» **Written exercise**: Repeat every entry in the listing below, exactly.

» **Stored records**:
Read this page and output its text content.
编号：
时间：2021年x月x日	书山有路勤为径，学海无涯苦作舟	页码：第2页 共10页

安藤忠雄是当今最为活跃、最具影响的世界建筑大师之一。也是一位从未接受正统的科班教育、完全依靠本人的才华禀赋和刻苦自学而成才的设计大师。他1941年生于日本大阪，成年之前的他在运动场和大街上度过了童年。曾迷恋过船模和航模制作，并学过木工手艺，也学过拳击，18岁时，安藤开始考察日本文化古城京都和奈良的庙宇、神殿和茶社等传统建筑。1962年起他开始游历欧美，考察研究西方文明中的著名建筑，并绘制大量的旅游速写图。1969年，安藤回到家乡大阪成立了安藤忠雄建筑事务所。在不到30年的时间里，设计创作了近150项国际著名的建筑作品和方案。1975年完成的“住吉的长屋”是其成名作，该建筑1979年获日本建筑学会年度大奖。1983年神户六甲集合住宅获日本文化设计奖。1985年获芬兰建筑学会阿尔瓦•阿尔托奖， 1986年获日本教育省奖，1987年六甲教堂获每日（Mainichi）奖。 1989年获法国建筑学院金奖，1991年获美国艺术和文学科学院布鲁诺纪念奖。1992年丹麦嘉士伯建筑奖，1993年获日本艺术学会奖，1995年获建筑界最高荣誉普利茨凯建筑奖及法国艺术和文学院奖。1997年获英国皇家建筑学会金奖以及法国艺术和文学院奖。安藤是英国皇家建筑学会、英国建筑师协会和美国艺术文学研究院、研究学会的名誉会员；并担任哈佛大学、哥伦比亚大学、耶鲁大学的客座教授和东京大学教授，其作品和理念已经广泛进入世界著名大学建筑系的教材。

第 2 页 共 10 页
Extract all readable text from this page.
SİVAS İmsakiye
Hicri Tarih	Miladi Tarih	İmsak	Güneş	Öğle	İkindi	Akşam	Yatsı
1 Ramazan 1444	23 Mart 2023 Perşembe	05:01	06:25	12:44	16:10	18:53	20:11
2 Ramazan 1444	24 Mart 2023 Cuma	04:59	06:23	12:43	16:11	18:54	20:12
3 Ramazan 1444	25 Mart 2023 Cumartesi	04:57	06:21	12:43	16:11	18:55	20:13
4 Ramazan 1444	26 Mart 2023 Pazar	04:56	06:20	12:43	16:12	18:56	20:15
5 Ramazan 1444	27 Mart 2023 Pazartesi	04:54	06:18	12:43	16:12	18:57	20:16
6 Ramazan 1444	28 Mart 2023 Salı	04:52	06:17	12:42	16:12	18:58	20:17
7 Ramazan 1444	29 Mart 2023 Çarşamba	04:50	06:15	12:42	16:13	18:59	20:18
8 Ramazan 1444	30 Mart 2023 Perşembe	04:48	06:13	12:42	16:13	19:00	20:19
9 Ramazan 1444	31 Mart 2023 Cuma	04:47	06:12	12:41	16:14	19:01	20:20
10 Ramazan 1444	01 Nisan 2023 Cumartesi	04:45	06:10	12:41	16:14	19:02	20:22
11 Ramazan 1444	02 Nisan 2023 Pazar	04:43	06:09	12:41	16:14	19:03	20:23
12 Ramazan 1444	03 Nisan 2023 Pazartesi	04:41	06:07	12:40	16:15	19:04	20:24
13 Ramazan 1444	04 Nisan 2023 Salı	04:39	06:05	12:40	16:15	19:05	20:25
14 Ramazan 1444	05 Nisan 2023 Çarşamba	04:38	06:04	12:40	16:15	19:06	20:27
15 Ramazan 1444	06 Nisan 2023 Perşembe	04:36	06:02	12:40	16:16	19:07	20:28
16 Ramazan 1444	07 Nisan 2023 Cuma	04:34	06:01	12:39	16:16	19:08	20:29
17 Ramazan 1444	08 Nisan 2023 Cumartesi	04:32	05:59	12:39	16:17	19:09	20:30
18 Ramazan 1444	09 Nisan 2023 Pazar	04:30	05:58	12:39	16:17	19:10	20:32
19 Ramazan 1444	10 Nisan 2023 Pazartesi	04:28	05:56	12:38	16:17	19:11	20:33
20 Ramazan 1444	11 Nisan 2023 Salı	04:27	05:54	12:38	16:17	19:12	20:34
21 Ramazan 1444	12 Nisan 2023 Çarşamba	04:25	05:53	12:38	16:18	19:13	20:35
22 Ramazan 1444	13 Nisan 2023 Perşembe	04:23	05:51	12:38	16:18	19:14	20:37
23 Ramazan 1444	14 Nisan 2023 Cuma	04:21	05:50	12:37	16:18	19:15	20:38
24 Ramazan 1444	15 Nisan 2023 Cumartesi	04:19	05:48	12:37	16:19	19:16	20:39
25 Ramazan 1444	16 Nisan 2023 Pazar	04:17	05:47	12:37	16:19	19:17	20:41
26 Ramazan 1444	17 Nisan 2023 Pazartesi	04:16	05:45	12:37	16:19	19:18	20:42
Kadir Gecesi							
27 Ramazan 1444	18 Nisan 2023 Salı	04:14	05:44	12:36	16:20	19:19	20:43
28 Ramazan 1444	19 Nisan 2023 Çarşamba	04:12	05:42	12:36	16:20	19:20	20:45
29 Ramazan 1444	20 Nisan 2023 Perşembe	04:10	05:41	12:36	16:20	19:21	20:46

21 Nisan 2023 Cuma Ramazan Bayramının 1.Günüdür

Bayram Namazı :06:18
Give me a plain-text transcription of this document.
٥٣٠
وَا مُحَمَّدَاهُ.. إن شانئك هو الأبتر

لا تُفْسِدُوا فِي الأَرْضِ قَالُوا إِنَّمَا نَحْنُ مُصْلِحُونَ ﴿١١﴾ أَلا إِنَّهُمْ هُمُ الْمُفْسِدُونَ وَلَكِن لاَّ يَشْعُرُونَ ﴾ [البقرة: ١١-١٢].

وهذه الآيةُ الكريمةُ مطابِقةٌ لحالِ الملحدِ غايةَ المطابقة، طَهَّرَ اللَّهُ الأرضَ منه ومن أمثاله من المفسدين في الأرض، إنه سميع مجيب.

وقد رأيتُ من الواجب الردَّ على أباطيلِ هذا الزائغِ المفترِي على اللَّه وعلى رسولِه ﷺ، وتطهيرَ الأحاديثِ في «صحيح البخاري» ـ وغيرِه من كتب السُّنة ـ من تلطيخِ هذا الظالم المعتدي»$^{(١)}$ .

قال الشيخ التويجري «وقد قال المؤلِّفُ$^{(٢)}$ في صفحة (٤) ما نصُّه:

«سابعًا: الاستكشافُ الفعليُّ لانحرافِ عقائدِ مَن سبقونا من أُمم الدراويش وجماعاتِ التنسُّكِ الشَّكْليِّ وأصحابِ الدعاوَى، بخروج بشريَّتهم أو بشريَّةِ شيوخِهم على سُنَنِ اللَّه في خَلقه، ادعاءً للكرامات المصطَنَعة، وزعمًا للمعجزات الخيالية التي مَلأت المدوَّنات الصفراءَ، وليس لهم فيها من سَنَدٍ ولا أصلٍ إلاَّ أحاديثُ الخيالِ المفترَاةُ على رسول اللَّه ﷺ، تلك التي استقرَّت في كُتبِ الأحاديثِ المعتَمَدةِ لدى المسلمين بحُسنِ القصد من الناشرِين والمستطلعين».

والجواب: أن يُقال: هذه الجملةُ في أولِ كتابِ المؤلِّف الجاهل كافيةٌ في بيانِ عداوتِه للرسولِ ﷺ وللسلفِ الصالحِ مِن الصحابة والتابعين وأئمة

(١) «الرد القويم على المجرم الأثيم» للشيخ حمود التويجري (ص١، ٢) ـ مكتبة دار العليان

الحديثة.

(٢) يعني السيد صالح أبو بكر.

» **Written answer**:
Read this page and output its text content.
编号：
时间：2021年x月x日	书山有路勤为径，学海无涯苦作舟	页码：第2页 共10页

安藤忠雄是当今最为活跃、最具影响的世界建筑大师之一。也是一位从未接受正统的科班教育、完全依靠本人的才华禀赋和刻苦自学而成才的设计大师。他1941年生于日本大阪，成年之前的他在运动场和大街上度过了童年。曾迷恋过船模和航模制作，并学过木工手艺，也学过拳击，18岁时，安藤开始考察日本文化古城京都和奈良的庙宇、神殿和茶社等传统建筑。1962年起他开始游历欧美，考察研究西方文明中的著名建筑，并绘制大量的旅游速写图。1969年，安藤回到家乡大阪成立了安藤忠雄建筑事务所。在不到30年的时间里，设计创作了近150项国际著名的建筑作品和方案。1975年完成的“住吉的长屋”是其成名作，该建筑1979年获日本建筑学会年度大奖。1983年神户六甲集合住宅获日本文化设计奖。1985年获芬兰建筑学会阿尔瓦•阿尔托奖， 1986年获日本教育省奖，1987年六甲教堂获每日（Mainichi）奖。 1989年获法国建筑学院金奖，1991年获美国艺术和文学科学院布鲁诺纪念奖。1992年丹麦嘉士伯建筑奖，1993年获日本艺术学会奖，1995年获建筑界最高荣誉普利茨凯建筑奖及法国艺术和文学院奖。1997年获英国皇家建筑学会金奖以及法国艺术和文学院奖。安藤是英国皇家建筑学会、英国建筑师协会和美国艺术文学研究院、研究学会的名誉会员；并担任哈佛大学、哥伦比亚大学、耶鲁大学的客座教授和东京大学教授，其作品和理念已经广泛进入世界著名大学建筑系的教材。

第 2 页 共 10 页
Extract all readable text from this page.
SİVAS İmsakiye
Hicri Tarih	Miladi Tarih	İmsak	Güneş	Öğle	İkindi	Akşam	Yatsı
1 Ramazan 1444	23 Mart 2023 Perşembe	05:01	06:25	12:44	16:10	18:53	20:11
2 Ramazan 1444	24 Mart 2023 Cuma	04:59	06:23	12:43	16:11	18:54	20:12
3 Ramazan 1444	25 Mart 2023 Cumartesi	04:57	06:21	12:43	16:11	18:55	20:13
4 Ramazan 1444	26 Mart 2023 Pazar	04:56	06:20	12:43	16:12	18:56	20:15
5 Ramazan 1444	27 Mart 2023 Pazartesi	04:54	06:18	12:43	16:12	18:57	20:16
6 Ramazan 1444	28 Mart 2023 Salı	04:52	06:17	12:42	16:12	18:58	20:17
7 Ramazan 1444	29 Mart 2023 Çarşamba	04:50	06:15	12:42	16:13	18:59	20:18
8 Ramazan 1444	30 Mart 2023 Perşembe	04:48	06:13	12:42	16:13	19:00	20:19
9 Ramazan 1444	31 Mart 2023 Cuma	04:47	06:12	12:41	16:14	19:01	20:20
10 Ramazan 1444	01 Nisan 2023 Cumartesi	04:45	06:10	12:41	16:14	19:02	20:22
11 Ramazan 1444	02 Nisan 2023 Pazar	04:43	06:09	12:41	16:14	19:03	20:23
12 Ramazan 1444	03 Nisan 2023 Pazartesi	04:41	06:07	12:40	16:15	19:04	20:24
13 Ramazan 1444	04 Nisan 2023 Salı	04:39	06:05	12:40	16:15	19:05	20:25
14 Ramazan 1444	05 Nisan 2023 Çarşamba	04:38	06:04	12:40	16:15	19:06	20:27
15 Ramazan 1444	06 Nisan 2023 Perşembe	04:36	06:02	12:40	16:16	19:07	20:28
16 Ramazan 1444	07 Nisan 2023 Cuma	04:34	06:01	12:39	16:16	19:08	20:29
17 Ramazan 1444	08 Nisan 2023 Cumartesi	04:32	05:59	12:39	16:17	19:09	20:30
18 Ramazan 1444	09 Nisan 2023 Pazar	04:30	05:58	12:39	16:17	19:10	20:32
19 Ramazan 1444	10 Nisan 2023 Pazartesi	04:28	05:56	12:38	16:17	19:11	20:33
20 Ramazan 1444	11 Nisan 2023 Salı	04:27	05:54	12:38	16:17	19:12	20:34
21 Ramazan 1444	12 Nisan 2023 Çarşamba	04:25	05:53	12:38	16:18	19:13	20:35
22 Ramazan 1444	13 Nisan 2023 Perşembe	04:23	05:51	12:38	16:18	19:14	20:37
23 Ramazan 1444	14 Nisan 2023 Cuma	04:21	05:50	12:37	16:18	19:15	20:38
24 Ramazan 1444	15 Nisan 2023 Cumartesi	04:19	05:48	12:37	16:19	19:16	20:39
25 Ramazan 1444	16 Nisan 2023 Pazar	04:17	05:47	12:37	16:19	19:17	20:41
26 Ramazan 1444	17 Nisan 2023 Pazartesi	04:16	05:45	12:37	16:19	19:18	20:42
Kadir Gecesi							
27 Ramazan 1444	18 Nisan 2023 Salı	04:14	05:44	12:36	16:20	19:19	20:43
28 Ramazan 1444	19 Nisan 2023 Çarşamba	04:12	05:42	12:36	16:20	19:20	20:45
29 Ramazan 1444	20 Nisan 2023 Perşembe	04:10	05:41	12:36	16:20	19:21	20:46

21 Nisan 2023 Cuma Ramazan Bayramının 1.Günüdür

Bayram Namazı :06:18
Give me a plain-text transcription of this document.
٥٣٠
وَا مُحَمَّدَاهُ.. إن شانئك هو الأبتر

لا تُفْسِدُوا فِي الأَرْضِ قَالُوا إِنَّمَا نَحْنُ مُصْلِحُونَ ﴿١١﴾ أَلا إِنَّهُمْ هُمُ الْمُفْسِدُونَ وَلَكِن لاَّ يَشْعُرُونَ ﴾ [البقرة: ١١-١٢].

وهذه الآيةُ الكريمةُ مطابِقةٌ لحالِ الملحدِ غايةَ المطابقة، طَهَّرَ اللَّهُ الأرضَ منه ومن أمثاله من المفسدين في الأرض، إنه سميع مجيب.

وقد رأيتُ من الواجب الردَّ على أباطيلِ هذا الزائغِ المفترِي على اللَّه وعلى رسولِه ﷺ، وتطهيرَ الأحاديثِ في «صحيح البخاري» ـ وغيرِه من كتب السُّنة ـ من تلطيخِ هذا الظالم المعتدي»$^{(١)}$ .

قال الشيخ التويجري «وقد قال المؤلِّفُ$^{(٢)}$ في صفحة (٤) ما نصُّه:

«سابعًا: الاستكشافُ الفعليُّ لانحرافِ عقائدِ مَن سبقونا من أُمم الدراويش وجماعاتِ التنسُّكِ الشَّكْليِّ وأصحابِ الدعاوَى، بخروج بشريَّتهم أو بشريَّةِ شيوخِهم على سُنَنِ اللَّه في خَلقه، ادعاءً للكرامات المصطَنَعة، وزعمًا للمعجزات الخيالية التي مَلأت المدوَّنات الصفراءَ، وليس لهم فيها من سَنَدٍ ولا أصلٍ إلاَّ أحاديثُ الخيالِ المفترَاةُ على رسول اللَّه ﷺ، تلك التي استقرَّت في كُتبِ الأحاديثِ المعتَمَدةِ لدى المسلمين بحُسنِ القصد من الناشرِين والمستطلعين».

والجواب: أن يُقال: هذه الجملةُ في أولِ كتابِ المؤلِّف الجاهل كافيةٌ في بيانِ عداوتِه للرسولِ ﷺ وللسلفِ الصالحِ مِن الصحابة والتابعين وأئمة

(١) «الرد القويم على المجرم الأثيم» للشيخ حمود التويجري (ص١، ٢) ـ مكتبة دار العليان

الحديثة.

(٢) يعني السيد صالح أبو بكر.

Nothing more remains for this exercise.